___ ROWS

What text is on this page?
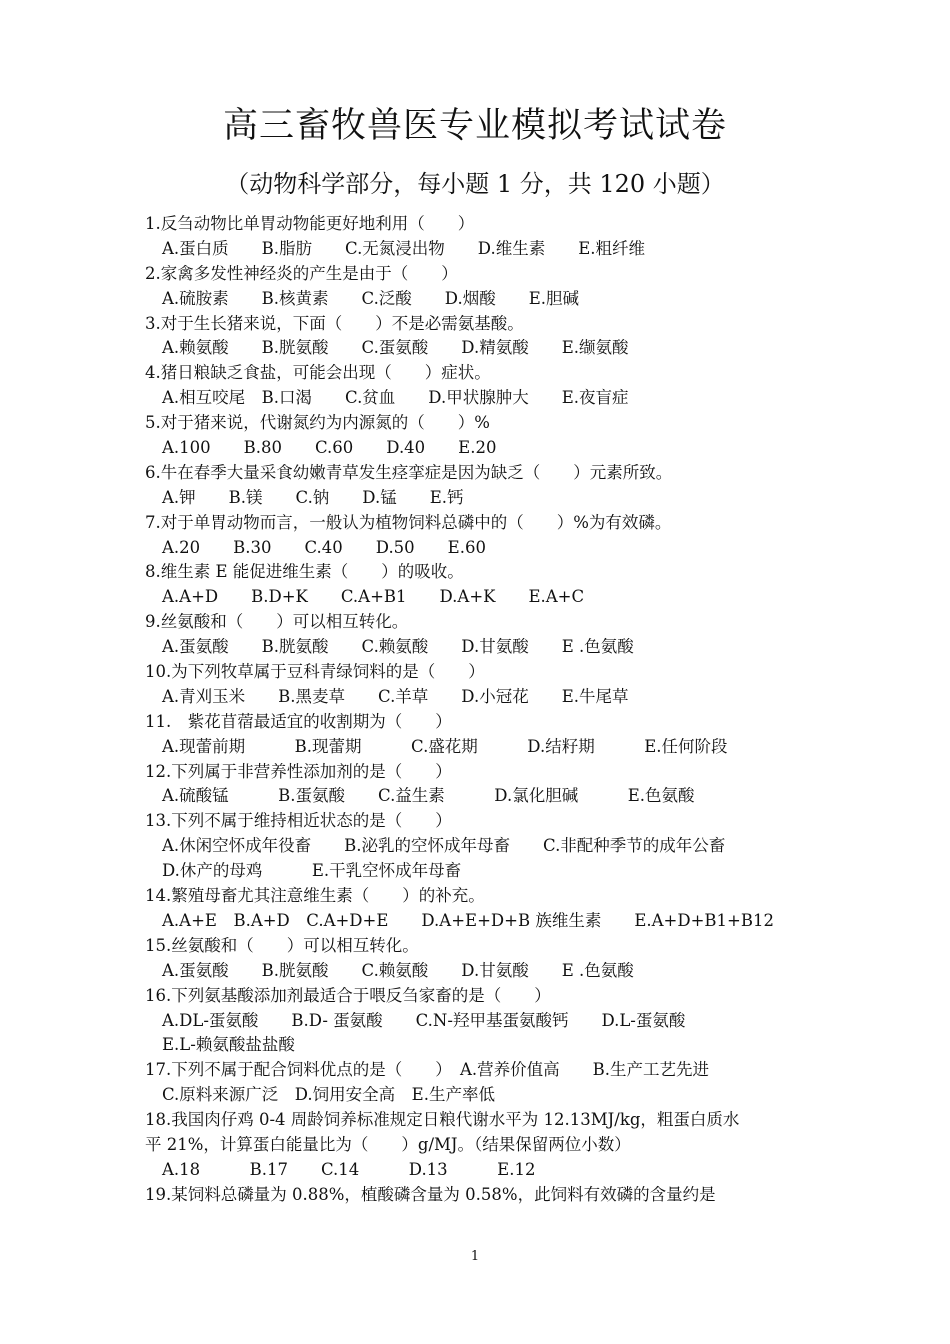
高三畜牧兽医专业模拟考试试卷
（动物科学部分，每小题 1 分，共 120 小题）
1.反刍动物比单胃动物能更好地利用（　　）
A.蛋白质　　B.脂肪　　C.无氮浸出物　　D.维生素　　E.粗纤维
2.家禽多发性神经炎的产生是由于（　　）
A.硫胺素　　B.核黄素　　C.泛酸　　D.烟酸　　E.胆碱
3.对于生长猪来说，下面（　　）不是必需氨基酸。
A.赖氨酸　　B.胱氨酸　　C.蛋氨酸　　D.精氨酸　　E.缬氨酸
4.猪日粮缺乏食盐，可能会出现（　　）症状。
A.相互咬尾　B.口渴　　C.贫血　　D.甲状腺肿大　　E.夜盲症
5.对于猪来说，代谢氮约为内源氮的（　　）%
A.100　　B.80　　C.60　　D.40　　E.20
6.牛在春季大量采食幼嫩青草发生痉挛症是因为缺乏（　　）元素所致。
A.钾　　B.镁　　C.钠　　D.锰　　E.钙
7.对于单胃动物而言，一般认为植物饲料总磷中的（　　）%为有效磷。
A.20　　B.30　　C.40　　D.50　　E.60
8.维生素 E 能促进维生素（　　）的吸收。
A.A+D　　B.D+K　　C.A+B1　　D.A+K　　E.A+C
9.丝氨酸和（　　）可以相互转化。
A.蛋氨酸　　B.胱氨酸　　C.赖氨酸　　D.甘氨酸　　E .色氨酸
10.为下列牧草属于豆科青绿饲料的是（　　）
A.青刈玉米　　B.黑麦草　　C.羊草　　D.小冠花　　E.牛尾草
11.　紫花苜蓿最适宜的收割期为（　　）
A.现蕾前期　　　B.现蕾期　　　C.盛花期　　　D.结籽期　　　E.任何阶段
12.下列属于非营养性添加剂的是（　　）
A.硫酸锰　　　B.蛋氨酸　　C.益生素　　　D.氯化胆碱　　　E.色氨酸
13.下列不属于维持相近状态的是（　　）
A.休闲空怀成年役畜　　B.泌乳的空怀成年母畜　　C.非配种季节的成年公畜
D.休产的母鸡　　　E.干乳空怀成年母畜
14.繁殖母畜尤其注意维生素（　　）的补充。
A.A+E　B.A+D　C.A+D+E　　D.A+E+D+B 族维生素　　E.A+D+B1+B12
15.丝氨酸和（　　）可以相互转化。
A.蛋氨酸　　B.胱氨酸　　C.赖氨酸　　D.甘氨酸　　E .色氨酸
16.下列氨基酸添加剂最适合于喂反刍家畜的是（　　）
A.DL-蛋氨酸　　B.D- 蛋氨酸　　C.N-羟甲基蛋氨酸钙　　D.L-蛋氨酸
E.L-赖氨酸盐盐酸
17.下列不属于配合饲料优点的是（　　）　A.营养价值高　　B.生产工艺先进
C.原料来源广泛　D.饲用安全高　E.生产率低
18.我国肉仔鸡 0-4 周龄饲养标准规定日粮代谢水平为 12.13MJ/kg，粗蛋白质水
平 21%，计算蛋白能量比为（　　）g/MJ。（结果保留两位小数）
A.18　　　B.17　　C.14　　　D.13　　　E.12
19.某饲料总磷量为 0.88%，植酸磷含量为 0.58%，此饲料有效磷的含量约是
1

______

§ **WHAT YOU NEED TO DO**
Reproduce each line exactly as it appears, omitting the pictures.

§ **RESPONSE TO THE EXERCISE**
What text is on this page?
高三畜牧兽医专业模拟考试试卷
（动物科学部分，每小题 1 分，共 120 小题）
1.反刍动物比单胃动物能更好地利用（　　）
A.蛋白质　　B.脂肪　　C.无氮浸出物　　D.维生素　　E.粗纤维
2.家禽多发性神经炎的产生是由于（　　）
A.硫胺素　　B.核黄素　　C.泛酸　　D.烟酸　　E.胆碱
3.对于生长猪来说，下面（　　）不是必需氨基酸。
A.赖氨酸　　B.胱氨酸　　C.蛋氨酸　　D.精氨酸　　E.缬氨酸
4.猪日粮缺乏食盐，可能会出现（　　）症状。
A.相互咬尾　B.口渴　　C.贫血　　D.甲状腺肿大　　E.夜盲症
5.对于猪来说，代谢氮约为内源氮的（　　）%
A.100　　B.80　　C.60　　D.40　　E.20
6.牛在春季大量采食幼嫩青草发生痉挛症是因为缺乏（　　）元素所致。
A.钾　　B.镁　　C.钠　　D.锰　　E.钙
7.对于单胃动物而言，一般认为植物饲料总磷中的（　　）%为有效磷。
A.20　　B.30　　C.40　　D.50　　E.60
8.维生素 E 能促进维生素（　　）的吸收。
A.A+D　　B.D+K　　C.A+B1　　D.A+K　　E.A+C
9.丝氨酸和（　　）可以相互转化。
A.蛋氨酸　　B.胱氨酸　　C.赖氨酸　　D.甘氨酸　　E .色氨酸
10.为下列牧草属于豆科青绿饲料的是（　　）
A.青刈玉米　　B.黑麦草　　C.羊草　　D.小冠花　　E.牛尾草
11.　紫花苜蓿最适宜的收割期为（　　）
A.现蕾前期　　　B.现蕾期　　　C.盛花期　　　D.结籽期　　　E.任何阶段
12.下列属于非营养性添加剂的是（　　）
A.硫酸锰　　　B.蛋氨酸　　C.益生素　　　D.氯化胆碱　　　E.色氨酸
13.下列不属于维持相近状态的是（　　）
A.休闲空怀成年役畜　　B.泌乳的空怀成年母畜　　C.非配种季节的成年公畜
D.休产的母鸡　　　E.干乳空怀成年母畜
14.繁殖母畜尤其注意维生素（　　）的补充。
A.A+E　B.A+D　C.A+D+E　　D.A+E+D+B 族维生素　　E.A+D+B1+B12
15.丝氨酸和（　　）可以相互转化。
A.蛋氨酸　　B.胱氨酸　　C.赖氨酸　　D.甘氨酸　　E .色氨酸
16.下列氨基酸添加剂最适合于喂反刍家畜的是（　　）
A.DL-蛋氨酸　　B.D- 蛋氨酸　　C.N-羟甲基蛋氨酸钙　　D.L-蛋氨酸
E.L-赖氨酸盐盐酸
17.下列不属于配合饲料优点的是（　　）　A.营养价值高　　B.生产工艺先进
C.原料来源广泛　D.饲用安全高　E.生产率低
18.我国肉仔鸡 0-4 周龄饲养标准规定日粮代谢水平为 12.13MJ/kg，粗蛋白质水
平 21%，计算蛋白能量比为（　　）g/MJ。（结果保留两位小数）
A.18　　　B.17　　C.14　　　D.13　　　E.12
19.某饲料总磷量为 0.88%，植酸磷含量为 0.58%，此饲料有效磷的含量约是
1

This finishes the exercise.